▸ LISTING

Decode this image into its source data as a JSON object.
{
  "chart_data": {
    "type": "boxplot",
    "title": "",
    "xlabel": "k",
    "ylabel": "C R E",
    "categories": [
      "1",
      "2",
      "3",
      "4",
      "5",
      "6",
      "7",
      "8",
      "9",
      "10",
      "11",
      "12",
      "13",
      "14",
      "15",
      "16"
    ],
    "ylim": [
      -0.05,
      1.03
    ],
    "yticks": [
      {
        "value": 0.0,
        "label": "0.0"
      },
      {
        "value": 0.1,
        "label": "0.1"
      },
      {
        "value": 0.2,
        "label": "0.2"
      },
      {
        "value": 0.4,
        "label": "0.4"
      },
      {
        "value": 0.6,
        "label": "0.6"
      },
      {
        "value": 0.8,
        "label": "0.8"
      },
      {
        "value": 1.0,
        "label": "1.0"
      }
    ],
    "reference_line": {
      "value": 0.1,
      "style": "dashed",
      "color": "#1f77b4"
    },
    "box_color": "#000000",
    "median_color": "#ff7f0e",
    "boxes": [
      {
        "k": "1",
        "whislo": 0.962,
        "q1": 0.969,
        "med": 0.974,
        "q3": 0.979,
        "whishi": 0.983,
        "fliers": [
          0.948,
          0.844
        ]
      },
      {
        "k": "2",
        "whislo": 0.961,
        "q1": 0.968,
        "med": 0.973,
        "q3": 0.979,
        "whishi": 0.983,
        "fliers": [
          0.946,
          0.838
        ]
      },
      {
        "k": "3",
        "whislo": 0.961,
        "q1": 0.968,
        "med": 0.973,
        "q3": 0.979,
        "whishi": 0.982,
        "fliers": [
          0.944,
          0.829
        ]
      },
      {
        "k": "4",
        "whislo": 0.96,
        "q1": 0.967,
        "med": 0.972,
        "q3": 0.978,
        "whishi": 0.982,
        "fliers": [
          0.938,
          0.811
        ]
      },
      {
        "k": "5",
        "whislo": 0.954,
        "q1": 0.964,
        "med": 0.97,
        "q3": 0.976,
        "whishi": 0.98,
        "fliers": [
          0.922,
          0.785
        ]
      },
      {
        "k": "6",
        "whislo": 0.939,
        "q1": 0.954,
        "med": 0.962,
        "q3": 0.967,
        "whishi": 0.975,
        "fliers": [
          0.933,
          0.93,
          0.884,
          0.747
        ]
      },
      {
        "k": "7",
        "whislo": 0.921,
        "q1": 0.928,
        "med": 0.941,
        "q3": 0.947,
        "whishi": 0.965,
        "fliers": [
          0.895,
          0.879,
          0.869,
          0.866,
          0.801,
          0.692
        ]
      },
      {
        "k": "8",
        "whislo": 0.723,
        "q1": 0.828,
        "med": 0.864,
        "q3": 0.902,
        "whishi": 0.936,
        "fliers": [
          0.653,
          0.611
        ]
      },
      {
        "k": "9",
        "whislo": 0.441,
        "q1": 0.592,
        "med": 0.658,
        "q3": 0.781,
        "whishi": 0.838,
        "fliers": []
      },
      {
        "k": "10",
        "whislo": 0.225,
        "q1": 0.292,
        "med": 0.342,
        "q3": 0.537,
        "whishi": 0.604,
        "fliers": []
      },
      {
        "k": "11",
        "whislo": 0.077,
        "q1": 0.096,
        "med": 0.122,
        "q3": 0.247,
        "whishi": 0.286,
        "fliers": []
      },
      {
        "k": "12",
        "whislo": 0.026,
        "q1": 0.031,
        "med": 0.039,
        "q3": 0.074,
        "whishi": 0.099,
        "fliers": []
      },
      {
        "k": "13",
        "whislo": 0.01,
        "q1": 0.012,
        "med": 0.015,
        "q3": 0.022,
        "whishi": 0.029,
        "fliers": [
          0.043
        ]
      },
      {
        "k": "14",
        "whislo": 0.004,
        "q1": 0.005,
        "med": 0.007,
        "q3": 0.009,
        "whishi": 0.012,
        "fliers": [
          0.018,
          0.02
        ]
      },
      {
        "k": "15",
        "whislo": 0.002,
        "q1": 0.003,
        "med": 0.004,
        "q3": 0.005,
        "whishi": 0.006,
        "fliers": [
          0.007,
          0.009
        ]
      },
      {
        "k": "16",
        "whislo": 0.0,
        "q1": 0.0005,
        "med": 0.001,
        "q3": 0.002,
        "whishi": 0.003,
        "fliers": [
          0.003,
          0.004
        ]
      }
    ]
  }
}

▸ WRITTEN INSTRUCTION
Reproduce the records above exactly.

▸ WRITTEN REPLY
Decode this image into its source data as a JSON object.
{
  "chart_data": {
    "type": "boxplot",
    "title": "",
    "xlabel": "k",
    "ylabel": "C R E",
    "categories": [
      "1",
      "2",
      "3",
      "4",
      "5",
      "6",
      "7",
      "8",
      "9",
      "10",
      "11",
      "12",
      "13",
      "14",
      "15",
      "16"
    ],
    "ylim": [
      -0.05,
      1.03
    ],
    "yticks": [
      {
        "value": 0.0,
        "label": "0.0"
      },
      {
        "value": 0.1,
        "label": "0.1"
      },
      {
        "value": 0.2,
        "label": "0.2"
      },
      {
        "value": 0.4,
        "label": "0.4"
      },
      {
        "value": 0.6,
        "label": "0.6"
      },
      {
        "value": 0.8,
        "label": "0.8"
      },
      {
        "value": 1.0,
        "label": "1.0"
      }
    ],
    "reference_line": {
      "value": 0.1,
      "style": "dashed",
      "color": "#1f77b4"
    },
    "box_color": "#000000",
    "median_color": "#ff7f0e",
    "boxes": [
      {
        "k": "1",
        "whislo": 0.962,
        "q1": 0.969,
        "med": 0.974,
        "q3": 0.979,
        "whishi": 0.983,
        "fliers": [
          0.948,
          0.844
        ]
      },
      {
        "k": "2",
        "whislo": 0.961,
        "q1": 0.968,
        "med": 0.973,
        "q3": 0.979,
        "whishi": 0.983,
        "fliers": [
          0.946,
          0.838
        ]
      },
      {
        "k": "3",
        "whislo": 0.961,
        "q1": 0.968,
        "med": 0.973,
        "q3": 0.979,
        "whishi": 0.982,
        "fliers": [
          0.944,
          0.829
        ]
      },
      {
        "k": "4",
        "whislo": 0.96,
        "q1": 0.967,
        "med": 0.972,
        "q3": 0.978,
        "whishi": 0.982,
        "fliers": [
          0.938,
          0.811
        ]
      },
      {
        "k": "5",
        "whislo": 0.954,
        "q1": 0.964,
        "med": 0.97,
        "q3": 0.976,
        "whishi": 0.98,
        "fliers": [
          0.922,
          0.785
        ]
      },
      {
        "k": "6",
        "whislo": 0.939,
        "q1": 0.954,
        "med": 0.962,
        "q3": 0.967,
        "whishi": 0.975,
        "fliers": [
          0.933,
          0.93,
          0.884,
          0.747
        ]
      },
      {
        "k": "7",
        "whislo": 0.921,
        "q1": 0.928,
        "med": 0.941,
        "q3": 0.947,
        "whishi": 0.965,
        "fliers": [
          0.895,
          0.879,
          0.869,
          0.866,
          0.801,
          0.692
        ]
      },
      {
        "k": "8",
        "whislo": 0.723,
        "q1": 0.828,
        "med": 0.864,
        "q3": 0.902,
        "whishi": 0.936,
        "fliers": [
          0.653,
          0.611
        ]
      },
      {
        "k": "9",
        "whislo": 0.441,
        "q1": 0.592,
        "med": 0.658,
        "q3": 0.781,
        "whishi": 0.838,
        "fliers": []
      },
      {
        "k": "10",
        "whislo": 0.225,
        "q1": 0.292,
        "med": 0.342,
        "q3": 0.537,
        "whishi": 0.604,
        "fliers": []
      },
      {
        "k": "11",
        "whislo": 0.077,
        "q1": 0.096,
        "med": 0.122,
        "q3": 0.247,
        "whishi": 0.286,
        "fliers": []
      },
      {
        "k": "12",
        "whislo": 0.026,
        "q1": 0.031,
        "med": 0.039,
        "q3": 0.074,
        "whishi": 0.099,
        "fliers": []
      },
      {
        "k": "13",
        "whislo": 0.01,
        "q1": 0.012,
        "med": 0.015,
        "q3": 0.022,
        "whishi": 0.029,
        "fliers": [
          0.043
        ]
      },
      {
        "k": "14",
        "whislo": 0.004,
        "q1": 0.005,
        "med": 0.007,
        "q3": 0.009,
        "whishi": 0.012,
        "fliers": [
          0.018,
          0.02
        ]
      },
      {
        "k": "15",
        "whislo": 0.002,
        "q1": 0.003,
        "med": 0.004,
        "q3": 0.005,
        "whishi": 0.006,
        "fliers": [
          0.007,
          0.009
        ]
      },
      {
        "k": "16",
        "whislo": 0.0,
        "q1": 0.0005,
        "med": 0.001,
        "q3": 0.002,
        "whishi": 0.003,
        "fliers": [
          0.003,
          0.004
        ]
      }
    ]
  }
}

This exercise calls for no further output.